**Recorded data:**
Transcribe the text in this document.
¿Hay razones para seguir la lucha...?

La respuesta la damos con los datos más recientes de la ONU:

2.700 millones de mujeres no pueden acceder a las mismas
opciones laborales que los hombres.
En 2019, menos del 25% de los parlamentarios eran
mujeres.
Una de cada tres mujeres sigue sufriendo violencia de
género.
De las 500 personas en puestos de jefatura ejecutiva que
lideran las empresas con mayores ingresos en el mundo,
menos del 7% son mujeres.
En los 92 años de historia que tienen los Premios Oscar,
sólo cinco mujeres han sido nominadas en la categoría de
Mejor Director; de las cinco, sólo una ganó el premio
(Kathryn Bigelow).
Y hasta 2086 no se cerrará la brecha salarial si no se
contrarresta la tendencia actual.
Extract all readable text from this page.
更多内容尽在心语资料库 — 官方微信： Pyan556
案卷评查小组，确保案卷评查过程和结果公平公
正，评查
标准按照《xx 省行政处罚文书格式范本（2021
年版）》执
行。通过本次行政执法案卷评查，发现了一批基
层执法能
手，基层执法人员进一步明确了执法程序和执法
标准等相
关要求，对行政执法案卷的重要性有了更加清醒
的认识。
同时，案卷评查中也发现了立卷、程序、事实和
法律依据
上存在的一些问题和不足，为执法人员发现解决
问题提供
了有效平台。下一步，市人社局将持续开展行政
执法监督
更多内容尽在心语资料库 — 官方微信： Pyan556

**WORK TO COMPLETE:** Note each line of the entries that has "sólo" in it, and copy those lines.

**EXERCISE SOLUTION:**
sólo cinco mujeres han sido nominadas en la categoría de
Mejor Director; de las cinco, sólo una ganó el premio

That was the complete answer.